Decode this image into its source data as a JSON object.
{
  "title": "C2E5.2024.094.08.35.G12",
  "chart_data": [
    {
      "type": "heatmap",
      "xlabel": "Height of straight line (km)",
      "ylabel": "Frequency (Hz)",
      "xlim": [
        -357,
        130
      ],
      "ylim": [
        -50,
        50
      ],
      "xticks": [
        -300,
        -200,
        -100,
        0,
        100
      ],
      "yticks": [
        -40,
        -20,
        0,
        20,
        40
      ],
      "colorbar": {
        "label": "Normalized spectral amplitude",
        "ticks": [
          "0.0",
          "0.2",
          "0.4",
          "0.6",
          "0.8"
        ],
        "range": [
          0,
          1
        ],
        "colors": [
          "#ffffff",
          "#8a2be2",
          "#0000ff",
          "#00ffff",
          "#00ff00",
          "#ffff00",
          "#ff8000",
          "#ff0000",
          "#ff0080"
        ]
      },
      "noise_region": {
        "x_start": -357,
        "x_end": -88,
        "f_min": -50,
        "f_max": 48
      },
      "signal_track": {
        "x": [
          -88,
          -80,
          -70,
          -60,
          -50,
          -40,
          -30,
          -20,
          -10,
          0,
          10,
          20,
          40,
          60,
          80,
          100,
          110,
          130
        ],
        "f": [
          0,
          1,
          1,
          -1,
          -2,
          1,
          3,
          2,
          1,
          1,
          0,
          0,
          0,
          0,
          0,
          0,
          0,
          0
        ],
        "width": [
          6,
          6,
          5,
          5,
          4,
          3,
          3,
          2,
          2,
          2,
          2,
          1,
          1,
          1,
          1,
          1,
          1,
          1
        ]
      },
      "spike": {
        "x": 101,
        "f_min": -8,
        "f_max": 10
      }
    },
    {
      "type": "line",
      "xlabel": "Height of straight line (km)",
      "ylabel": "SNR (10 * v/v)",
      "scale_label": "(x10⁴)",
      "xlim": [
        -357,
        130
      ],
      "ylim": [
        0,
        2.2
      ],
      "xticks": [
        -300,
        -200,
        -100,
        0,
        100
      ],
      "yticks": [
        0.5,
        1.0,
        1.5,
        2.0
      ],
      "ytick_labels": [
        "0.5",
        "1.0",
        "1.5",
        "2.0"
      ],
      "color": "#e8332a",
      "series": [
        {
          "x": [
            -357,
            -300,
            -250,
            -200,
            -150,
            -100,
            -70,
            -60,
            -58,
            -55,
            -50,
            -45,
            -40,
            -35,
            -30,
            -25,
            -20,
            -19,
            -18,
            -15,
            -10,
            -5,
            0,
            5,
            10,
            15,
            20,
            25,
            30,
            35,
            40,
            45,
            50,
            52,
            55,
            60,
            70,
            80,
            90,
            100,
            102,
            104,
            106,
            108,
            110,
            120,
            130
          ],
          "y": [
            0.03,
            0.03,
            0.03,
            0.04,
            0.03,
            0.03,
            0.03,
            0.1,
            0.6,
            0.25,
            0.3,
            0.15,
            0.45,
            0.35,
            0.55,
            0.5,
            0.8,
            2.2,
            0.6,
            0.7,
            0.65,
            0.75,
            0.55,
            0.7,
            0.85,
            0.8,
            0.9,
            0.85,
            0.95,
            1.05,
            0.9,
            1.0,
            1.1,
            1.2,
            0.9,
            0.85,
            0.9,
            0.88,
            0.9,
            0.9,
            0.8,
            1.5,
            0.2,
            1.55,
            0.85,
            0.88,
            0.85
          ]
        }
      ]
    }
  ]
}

## Directive
Copy every line of the material, please, keeping it exactly the same.

## Finished exercise
Decode this image into its source data as a JSON object.
{
  "title": "C2E5.2024.094.08.35.G12",
  "chart_data": [
    {
      "type": "heatmap",
      "xlabel": "Height of straight line (km)",
      "ylabel": "Frequency (Hz)",
      "xlim": [
        -357,
        130
      ],
      "ylim": [
        -50,
        50
      ],
      "xticks": [
        -300,
        -200,
        -100,
        0,
        100
      ],
      "yticks": [
        -40,
        -20,
        0,
        20,
        40
      ],
      "colorbar": {
        "label": "Normalized spectral amplitude",
        "ticks": [
          "0.0",
          "0.2",
          "0.4",
          "0.6",
          "0.8"
        ],
        "range": [
          0,
          1
        ],
        "colors": [
          "#ffffff",
          "#8a2be2",
          "#0000ff",
          "#00ffff",
          "#00ff00",
          "#ffff00",
          "#ff8000",
          "#ff0000",
          "#ff0080"
        ]
      },
      "noise_region": {
        "x_start": -357,
        "x_end": -88,
        "f_min": -50,
        "f_max": 48
      },
      "signal_track": {
        "x": [
          -88,
          -80,
          -70,
          -60,
          -50,
          -40,
          -30,
          -20,
          -10,
          0,
          10,
          20,
          40,
          60,
          80,
          100,
          110,
          130
        ],
        "f": [
          0,
          1,
          1,
          -1,
          -2,
          1,
          3,
          2,
          1,
          1,
          0,
          0,
          0,
          0,
          0,
          0,
          0,
          0
        ],
        "width": [
          6,
          6,
          5,
          5,
          4,
          3,
          3,
          2,
          2,
          2,
          2,
          1,
          1,
          1,
          1,
          1,
          1,
          1
        ]
      },
      "spike": {
        "x": 101,
        "f_min": -8,
        "f_max": 10
      }
    },
    {
      "type": "line",
      "xlabel": "Height of straight line (km)",
      "ylabel": "SNR (10 * v/v)",
      "scale_label": "(x10⁴)",
      "xlim": [
        -357,
        130
      ],
      "ylim": [
        0,
        2.2
      ],
      "xticks": [
        -300,
        -200,
        -100,
        0,
        100
      ],
      "yticks": [
        0.5,
        1.0,
        1.5,
        2.0
      ],
      "ytick_labels": [
        "0.5",
        "1.0",
        "1.5",
        "2.0"
      ],
      "color": "#e8332a",
      "series": [
        {
          "x": [
            -357,
            -300,
            -250,
            -200,
            -150,
            -100,
            -70,
            -60,
            -58,
            -55,
            -50,
            -45,
            -40,
            -35,
            -30,
            -25,
            -20,
            -19,
            -18,
            -15,
            -10,
            -5,
            0,
            5,
            10,
            15,
            20,
            25,
            30,
            35,
            40,
            45,
            50,
            52,
            55,
            60,
            70,
            80,
            90,
            100,
            102,
            104,
            106,
            108,
            110,
            120,
            130
          ],
          "y": [
            0.03,
            0.03,
            0.03,
            0.04,
            0.03,
            0.03,
            0.03,
            0.1,
            0.6,
            0.25,
            0.3,
            0.15,
            0.45,
            0.35,
            0.55,
            0.5,
            0.8,
            2.2,
            0.6,
            0.7,
            0.65,
            0.75,
            0.55,
            0.7,
            0.85,
            0.8,
            0.9,
            0.85,
            0.95,
            1.05,
            0.9,
            1.0,
            1.1,
            1.2,
            0.9,
            0.85,
            0.9,
            0.88,
            0.9,
            0.9,
            0.8,
            1.5,
            0.2,
            1.55,
            0.85,
            0.88,
            0.85
          ]
        }
      ]
    }
  ]
}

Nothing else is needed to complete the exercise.